- Exercise details
All entries are to be quoted exactly; the images stay out of the copy.

*** Data for processing ***

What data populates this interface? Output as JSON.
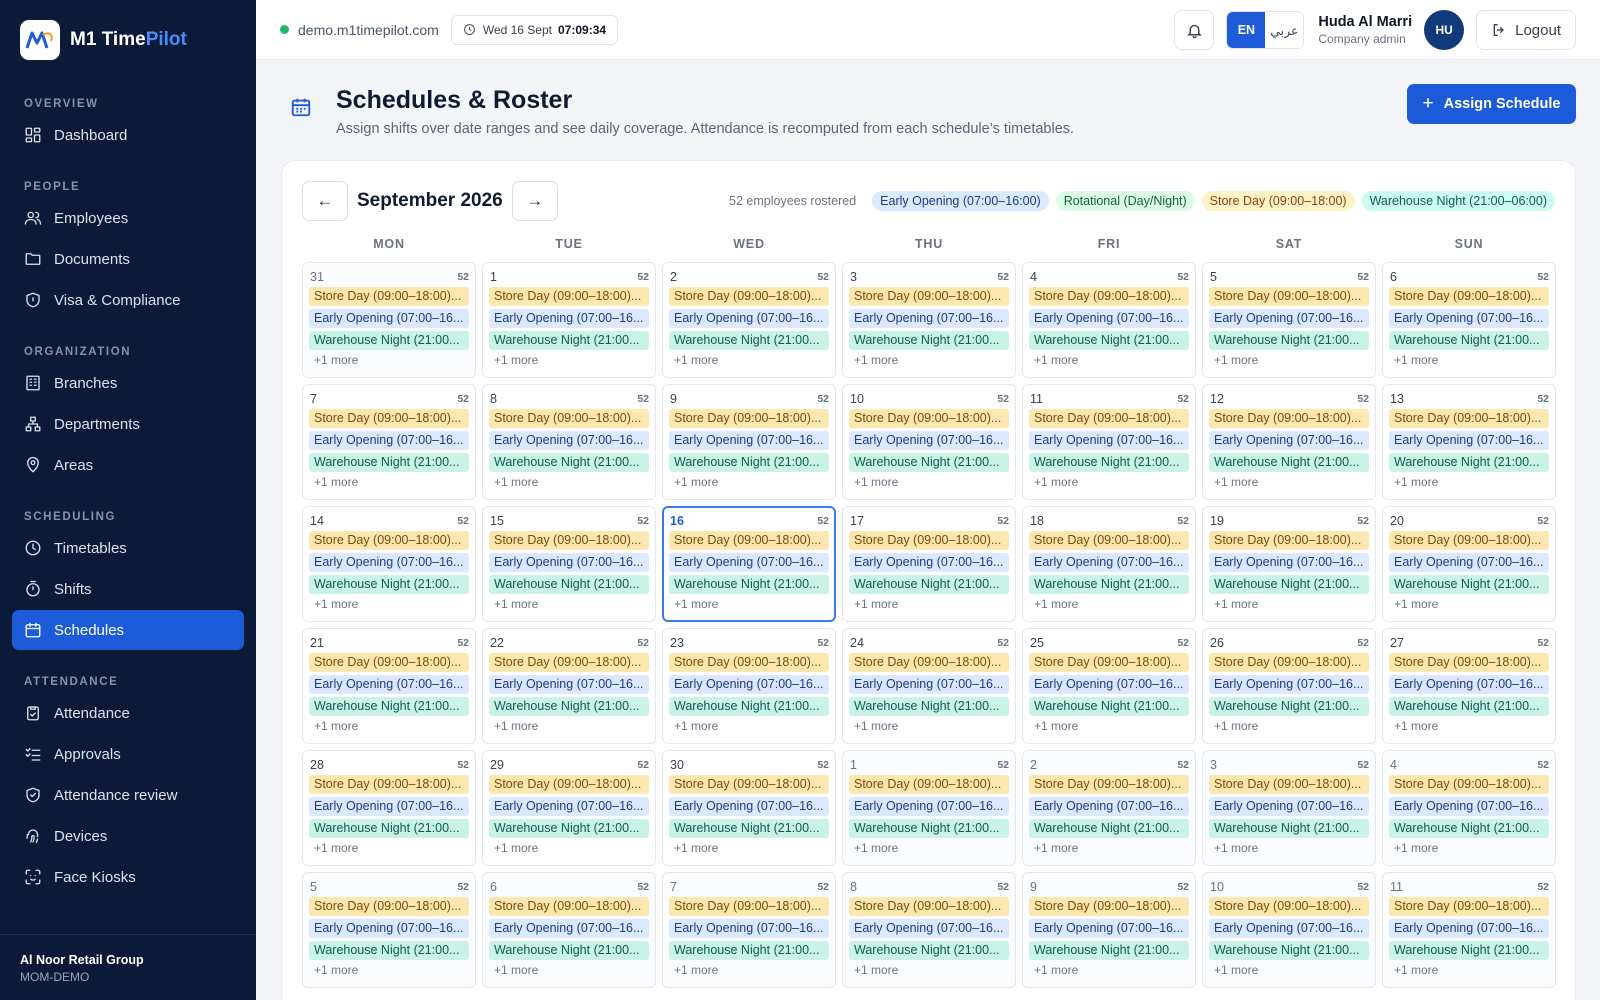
{
  "brand": {
    "name_main": "M1 Time",
    "name_accent": "Pilot"
  },
  "nav": [
    {
      "section": "OVERVIEW",
      "items": [
        {
          "label": "Dashboard",
          "icon": "dashboard-icon"
        }
      ]
    },
    {
      "section": "PEOPLE",
      "items": [
        {
          "label": "Employees",
          "icon": "users-icon"
        },
        {
          "label": "Documents",
          "icon": "folder-icon"
        },
        {
          "label": "Visa & Compliance",
          "icon": "shield-icon"
        }
      ]
    },
    {
      "section": "ORGANIZATION",
      "items": [
        {
          "label": "Branches",
          "icon": "building-icon"
        },
        {
          "label": "Departments",
          "icon": "org-chart-icon"
        },
        {
          "label": "Areas",
          "icon": "map-pin-icon"
        }
      ]
    },
    {
      "section": "SCHEDULING",
      "items": [
        {
          "label": "Timetables",
          "icon": "clock-icon"
        },
        {
          "label": "Shifts",
          "icon": "timer-icon"
        },
        {
          "label": "Schedules",
          "icon": "calendar-icon",
          "active": true
        }
      ]
    },
    {
      "section": "ATTENDANCE",
      "items": [
        {
          "label": "Attendance",
          "icon": "clipboard-check-icon"
        },
        {
          "label": "Approvals",
          "icon": "list-check-icon"
        },
        {
          "label": "Attendance review",
          "icon": "shield-check-icon"
        },
        {
          "label": "Devices",
          "icon": "fingerprint-icon"
        },
        {
          "label": "Face Kiosks",
          "icon": "face-scan-icon"
        }
      ]
    }
  ],
  "org": {
    "name": "Al Noor Retail Group",
    "code": "MOM-DEMO"
  },
  "topbar": {
    "domain": "demo.m1timepilot.com",
    "date": "Wed 16 Sept",
    "time": "07:09:34",
    "lang_en": "EN",
    "lang_ar": "عربي",
    "user_name": "Huda Al Marri",
    "user_role": "Company admin",
    "avatar": "HU",
    "logout": "Logout"
  },
  "page": {
    "title": "Schedules & Roster",
    "subtitle": "Assign shifts over date ranges and see daily coverage. Attendance is recomputed from each schedule’s timetables.",
    "assign_label": "Assign Schedule"
  },
  "calendar": {
    "prev": "←",
    "next": "→",
    "month": "September 2026",
    "rostered": "52 employees rostered",
    "legend": [
      {
        "label": "Early Opening (07:00–16:00)",
        "bg": "#dbeafe",
        "fg": "#1e3a8a"
      },
      {
        "label": "Rotational (Day/Night)",
        "bg": "#dcfce7",
        "fg": "#166534"
      },
      {
        "label": "Store Day (09:00–18:00)",
        "bg": "#fef3c7",
        "fg": "#92400e"
      },
      {
        "label": "Warehouse Night (21:00–06:00)",
        "bg": "#ccfbf1",
        "fg": "#115e59"
      }
    ],
    "weekdays": [
      "MON",
      "TUE",
      "WED",
      "THU",
      "FRI",
      "SAT",
      "SUN"
    ],
    "shift_labels": [
      "Store Day (09:00–18:00)...",
      "Early Opening (07:00–16...",
      "Warehouse Night (21:00..."
    ],
    "shift_colors": [
      {
        "bg": "#fde7b0",
        "fg": "#7c4a03"
      },
      {
        "bg": "#dbe8fd",
        "fg": "#1e3a8a"
      },
      {
        "bg": "#c9f3e6",
        "fg": "#0f5c4f"
      }
    ],
    "more_label": "+1 more",
    "count": "52",
    "today": "16",
    "days": [
      {
        "d": "31",
        "out": true
      },
      {
        "d": "1"
      },
      {
        "d": "2"
      },
      {
        "d": "3"
      },
      {
        "d": "4"
      },
      {
        "d": "5"
      },
      {
        "d": "6"
      },
      {
        "d": "7"
      },
      {
        "d": "8"
      },
      {
        "d": "9"
      },
      {
        "d": "10"
      },
      {
        "d": "11"
      },
      {
        "d": "12"
      },
      {
        "d": "13"
      },
      {
        "d": "14"
      },
      {
        "d": "15"
      },
      {
        "d": "16",
        "today": true
      },
      {
        "d": "17"
      },
      {
        "d": "18"
      },
      {
        "d": "19"
      },
      {
        "d": "20"
      },
      {
        "d": "21"
      },
      {
        "d": "22"
      },
      {
        "d": "23"
      },
      {
        "d": "24"
      },
      {
        "d": "25"
      },
      {
        "d": "26"
      },
      {
        "d": "27"
      },
      {
        "d": "28"
      },
      {
        "d": "29"
      },
      {
        "d": "30"
      },
      {
        "d": "1",
        "out": true
      },
      {
        "d": "2",
        "out": true
      },
      {
        "d": "3",
        "out": true
      },
      {
        "d": "4",
        "out": true
      },
      {
        "d": "5",
        "out": true
      },
      {
        "d": "6",
        "out": true
      },
      {
        "d": "7",
        "out": true
      },
      {
        "d": "8",
        "out": true
      },
      {
        "d": "9",
        "out": true
      },
      {
        "d": "10",
        "out": true
      },
      {
        "d": "11",
        "out": true
      }
    ]
  }
}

***

- Finished answer
What data populates this interface? Output as JSON.
{
  "brand": {
    "name_main": "M1 Time",
    "name_accent": "Pilot"
  },
  "nav": [
    {
      "section": "OVERVIEW",
      "items": [
        {
          "label": "Dashboard",
          "icon": "dashboard-icon"
        }
      ]
    },
    {
      "section": "PEOPLE",
      "items": [
        {
          "label": "Employees",
          "icon": "users-icon"
        },
        {
          "label": "Documents",
          "icon": "folder-icon"
        },
        {
          "label": "Visa & Compliance",
          "icon": "shield-icon"
        }
      ]
    },
    {
      "section": "ORGANIZATION",
      "items": [
        {
          "label": "Branches",
          "icon": "building-icon"
        },
        {
          "label": "Departments",
          "icon": "org-chart-icon"
        },
        {
          "label": "Areas",
          "icon": "map-pin-icon"
        }
      ]
    },
    {
      "section": "SCHEDULING",
      "items": [
        {
          "label": "Timetables",
          "icon": "clock-icon"
        },
        {
          "label": "Shifts",
          "icon": "timer-icon"
        },
        {
          "label": "Schedules",
          "icon": "calendar-icon",
          "active": true
        }
      ]
    },
    {
      "section": "ATTENDANCE",
      "items": [
        {
          "label": "Attendance",
          "icon": "clipboard-check-icon"
        },
        {
          "label": "Approvals",
          "icon": "list-check-icon"
        },
        {
          "label": "Attendance review",
          "icon": "shield-check-icon"
        },
        {
          "label": "Devices",
          "icon": "fingerprint-icon"
        },
        {
          "label": "Face Kiosks",
          "icon": "face-scan-icon"
        }
      ]
    }
  ],
  "org": {
    "name": "Al Noor Retail Group",
    "code": "MOM-DEMO"
  },
  "topbar": {
    "domain": "demo.m1timepilot.com",
    "date": "Wed 16 Sept",
    "time": "07:09:34",
    "lang_en": "EN",
    "lang_ar": "عربي",
    "user_name": "Huda Al Marri",
    "user_role": "Company admin",
    "avatar": "HU",
    "logout": "Logout"
  },
  "page": {
    "title": "Schedules & Roster",
    "subtitle": "Assign shifts over date ranges and see daily coverage. Attendance is recomputed from each schedule’s timetables.",
    "assign_label": "Assign Schedule"
  },
  "calendar": {
    "prev": "←",
    "next": "→",
    "month": "September 2026",
    "rostered": "52 employees rostered",
    "legend": [
      {
        "label": "Early Opening (07:00–16:00)",
        "bg": "#dbeafe",
        "fg": "#1e3a8a"
      },
      {
        "label": "Rotational (Day/Night)",
        "bg": "#dcfce7",
        "fg": "#166534"
      },
      {
        "label": "Store Day (09:00–18:00)",
        "bg": "#fef3c7",
        "fg": "#92400e"
      },
      {
        "label": "Warehouse Night (21:00–06:00)",
        "bg": "#ccfbf1",
        "fg": "#115e59"
      }
    ],
    "weekdays": [
      "MON",
      "TUE",
      "WED",
      "THU",
      "FRI",
      "SAT",
      "SUN"
    ],
    "shift_labels": [
      "Store Day (09:00–18:00)...",
      "Early Opening (07:00–16...",
      "Warehouse Night (21:00..."
    ],
    "shift_colors": [
      {
        "bg": "#fde7b0",
        "fg": "#7c4a03"
      },
      {
        "bg": "#dbe8fd",
        "fg": "#1e3a8a"
      },
      {
        "bg": "#c9f3e6",
        "fg": "#0f5c4f"
      }
    ],
    "more_label": "+1 more",
    "count": "52",
    "today": "16",
    "days": [
      {
        "d": "31",
        "out": true
      },
      {
        "d": "1"
      },
      {
        "d": "2"
      },
      {
        "d": "3"
      },
      {
        "d": "4"
      },
      {
        "d": "5"
      },
      {
        "d": "6"
      },
      {
        "d": "7"
      },
      {
        "d": "8"
      },
      {
        "d": "9"
      },
      {
        "d": "10"
      },
      {
        "d": "11"
      },
      {
        "d": "12"
      },
      {
        "d": "13"
      },
      {
        "d": "14"
      },
      {
        "d": "15"
      },
      {
        "d": "16",
        "today": true
      },
      {
        "d": "17"
      },
      {
        "d": "18"
      },
      {
        "d": "19"
      },
      {
        "d": "20"
      },
      {
        "d": "21"
      },
      {
        "d": "22"
      },
      {
        "d": "23"
      },
      {
        "d": "24"
      },
      {
        "d": "25"
      },
      {
        "d": "26"
      },
      {
        "d": "27"
      },
      {
        "d": "28"
      },
      {
        "d": "29"
      },
      {
        "d": "30"
      },
      {
        "d": "1",
        "out": true
      },
      {
        "d": "2",
        "out": true
      },
      {
        "d": "3",
        "out": true
      },
      {
        "d": "4",
        "out": true
      },
      {
        "d": "5",
        "out": true
      },
      {
        "d": "6",
        "out": true
      },
      {
        "d": "7",
        "out": true
      },
      {
        "d": "8",
        "out": true
      },
      {
        "d": "9",
        "out": true
      },
      {
        "d": "10",
        "out": true
      },
      {
        "d": "11",
        "out": true
      }
    ]
  }
}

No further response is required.